# PROBLEM STATEMENT:
Every record should be copied exactly, except that pictures are to be omitted.

# # #

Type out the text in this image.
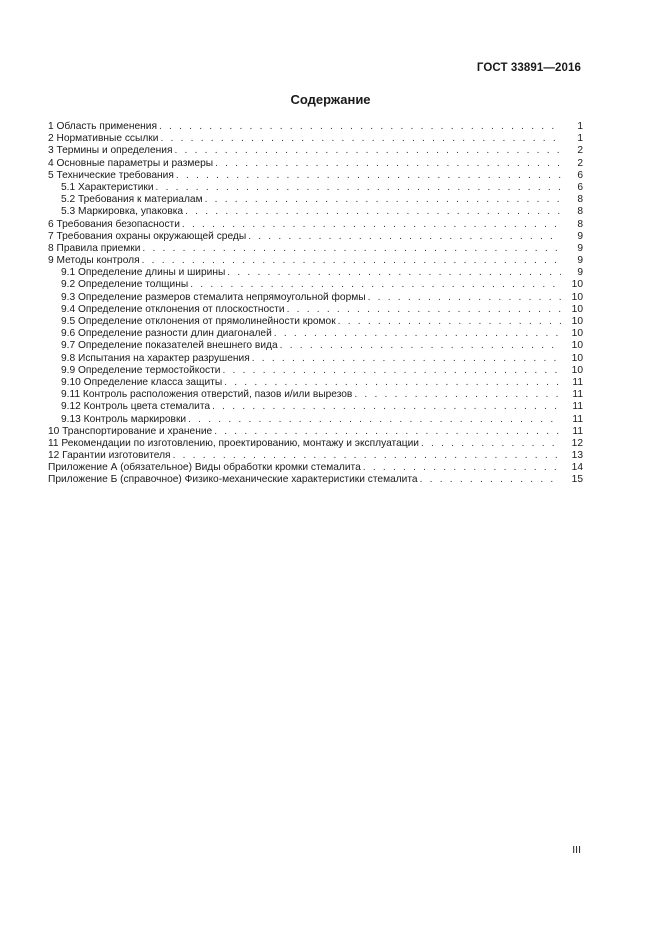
ГОСТ 33891—2016
Содержание
1 Область применения . . .	1
2 Нормативные ссылки . . .	1
3 Термины и определения . . .	2
4 Основные параметры и размеры . . .	2
5 Технические требования . . .	6
5.1 Характеристики . . .	6
5.2 Требования к материалам . . .	8
5.3 Маркировка, упаковка . . .	8
6 Требования безопасности . . .	8
7 Требования охраны окружающей среды . . .	9
8 Правила приемки . . .	9
9 Методы контроля . . .	9
9.1 Определение длины и ширины . . .	9
9.2 Определение толщины . . .	10
9.3 Определение размеров стемалита непрямоугольной формы . . .	10
9.4 Определение отклонения от плоскостности . . .	10
9.5 Определение отклонения от прямолинейности кромок . . .	10
9.6 Определение разности длин диагоналей . . .	10
9.7 Определение показателей внешнего вида . . .	10
9.8 Испытания на характер разрушения . . .	10
9.9 Определение термостойкости . . .	10
9.10 Определение класса защиты . . .	11
9.11 Контроль расположения отверстий, пазов и/или вырезов . . .	11
9.12 Контроль цвета стемалита . . .	11
9.13 Контроль маркировки . . .	11
10 Транспортирование и хранение . . .	11
11 Рекомендации по изготовлению, проектированию, монтажу и эксплуатации . . .	12
12 Гарантии изготовителя . . .	13
Приложение А (обязательное) Виды обработки кромки стемалита . . .	14
Приложение Б (справочное) Физико-механические характеристики стемалита . . .	15
III
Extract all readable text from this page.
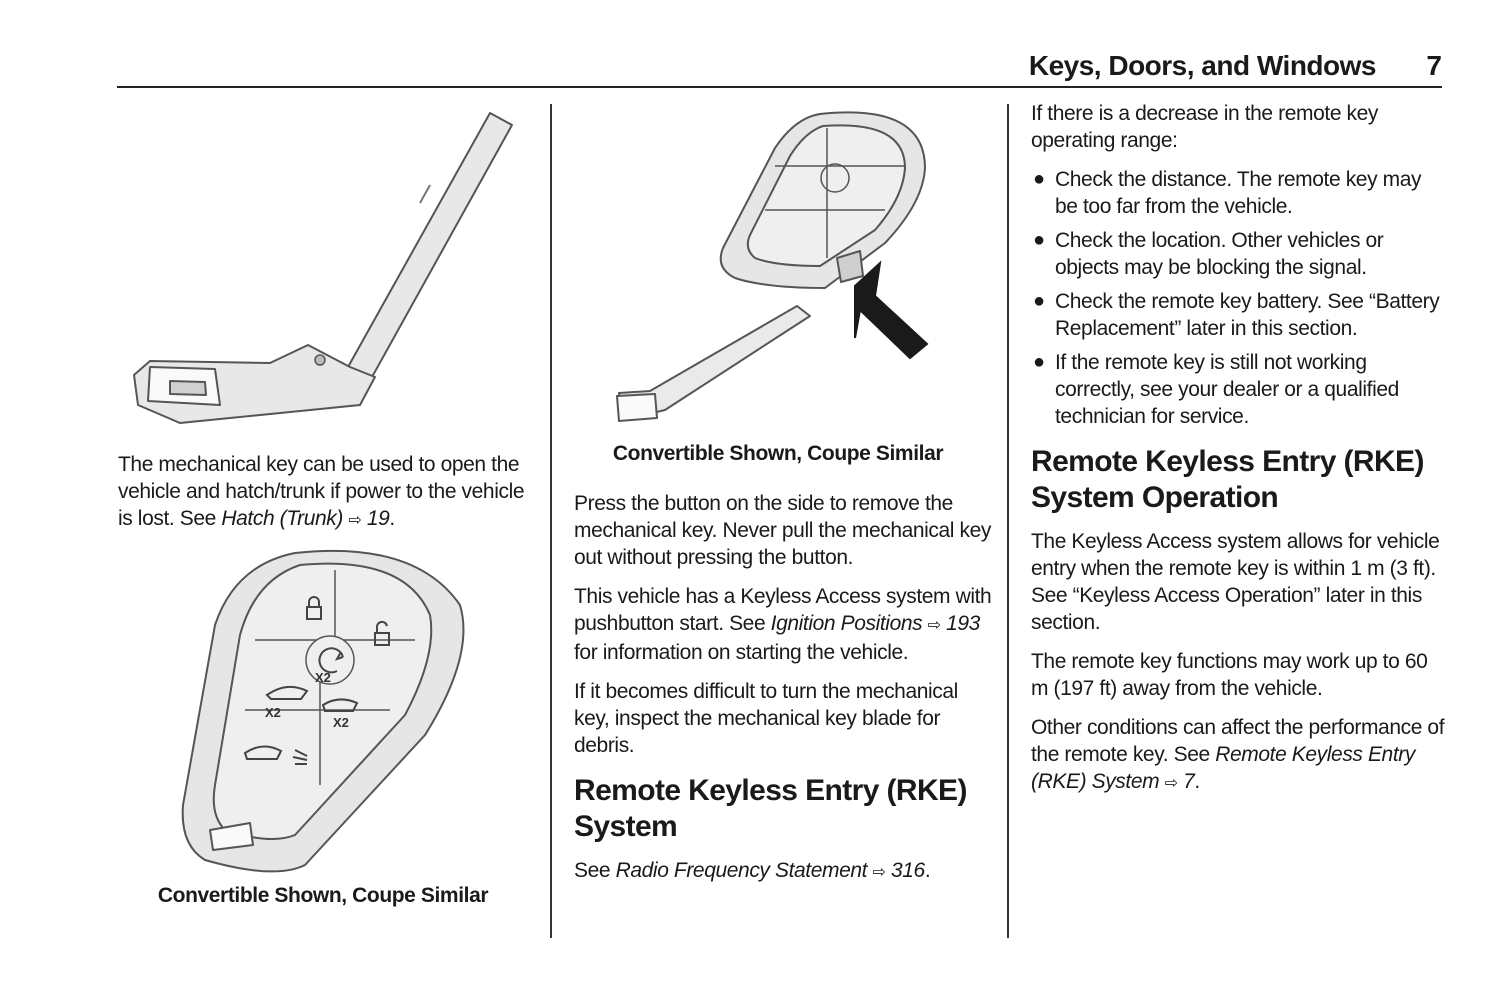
Keys, Doors, and Windows 7

The mechanical key can be used to open the vehicle and hatch/trunk if power to the vehicle is lost. See Hatch (Trunk) ⇨ 19.

X2
X2
X2
Convertible Shown, Coupe Similar
Convertible Shown, Coupe Similar

Press the button on the side to remove the mechanical key. Never pull the mechanical key out without pressing the button.

This vehicle has a Keyless Access system with pushbutton start. See Ignition Positions ⇨ 193 for information on starting the vehicle.

If it becomes difficult to turn the mechanical key, inspect the mechanical key blade for debris.

Remote Keyless Entry (RKE) System

See Radio Frequency Statement ⇨ 316.

If there is a decrease in the remote key operating range:

● Check the distance. The remote key may be too far from the vehicle.
● Check the location. Other vehicles or objects may be blocking the signal.
● Check the remote key battery. See “Battery Replacement” later in this section.
● If the remote key is still not working correctly, see your dealer or a qualified technician for service.
Remote Keyless Entry (RKE) System Operation

The Keyless Access system allows for vehicle entry when the remote key is within 1 m (3 ft). See “Keyless Access Operation” later in this section.

The remote key functions may work up to 60 m (197 ft) away from the vehicle.

Other conditions can affect the performance of the remote key. See Remote Keyless Entry (RKE) System ⇨ 7.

# # #

# RESULT OF THE EXERCISE:
Type out the text in this image.
ГОСТ 33891—2016
Содержание
1 Область применения . . .	1
2 Нормативные ссылки . . .	1
3 Термины и определения . . .	2
4 Основные параметры и размеры . . .	2
5 Технические требования . . .	6
5.1 Характеристики . . .	6
5.2 Требования к материалам . . .	8
5.3 Маркировка, упаковка . . .	8
6 Требования безопасности . . .	8
7 Требования охраны окружающей среды . . .	9
8 Правила приемки . . .	9
9 Методы контроля . . .	9
9.1 Определение длины и ширины . . .	9
9.2 Определение толщины . . .	10
9.3 Определение размеров стемалита непрямоугольной формы . . .	10
9.4 Определение отклонения от плоскостности . . .	10
9.5 Определение отклонения от прямолинейности кромок . . .	10
9.6 Определение разности длин диагоналей . . .	10
9.7 Определение показателей внешнего вида . . .	10
9.8 Испытания на характер разрушения . . .	10
9.9 Определение термостойкости . . .	10
9.10 Определение класса защиты . . .	11
9.11 Контроль расположения отверстий, пазов и/или вырезов . . .	11
9.12 Контроль цвета стемалита . . .	11
9.13 Контроль маркировки . . .	11
10 Транспортирование и хранение . . .	11
11 Рекомендации по изготовлению, проектированию, монтажу и эксплуатации . . .	12
12 Гарантии изготовителя . . .	13
Приложение А (обязательное) Виды обработки кромки стемалита . . .	14
Приложение Б (справочное) Физико-механические характеристики стемалита . . .	15
III
Extract all readable text from this page.
Keys, Doors, and Windows 7

The mechanical key can be used to open the vehicle and hatch/trunk if power to the vehicle is lost. See Hatch (Trunk) ⇨ 19.

X2
X2
X2
Convertible Shown, Coupe Similar
Convertible Shown, Coupe Similar

Press the button on the side to remove the mechanical key. Never pull the mechanical key out without pressing the button.

This vehicle has a Keyless Access system with pushbutton start. See Ignition Positions ⇨ 193 for information on starting the vehicle.

If it becomes difficult to turn the mechanical key, inspect the mechanical key blade for debris.

Remote Keyless Entry (RKE) System

See Radio Frequency Statement ⇨ 316.

If there is a decrease in the remote key operating range:

● Check the distance. The remote key may be too far from the vehicle.
● Check the location. Other vehicles or objects may be blocking the signal.
● Check the remote key battery. See “Battery Replacement” later in this section.
● If the remote key is still not working correctly, see your dealer or a qualified technician for service.
Remote Keyless Entry (RKE) System Operation

The Keyless Access system allows for vehicle entry when the remote key is within 1 m (3 ft). See “Keyless Access Operation” later in this section.

The remote key functions may work up to 60 m (197 ft) away from the vehicle.

Other conditions can affect the performance of the remote key. See Remote Keyless Entry (RKE) System ⇨ 7.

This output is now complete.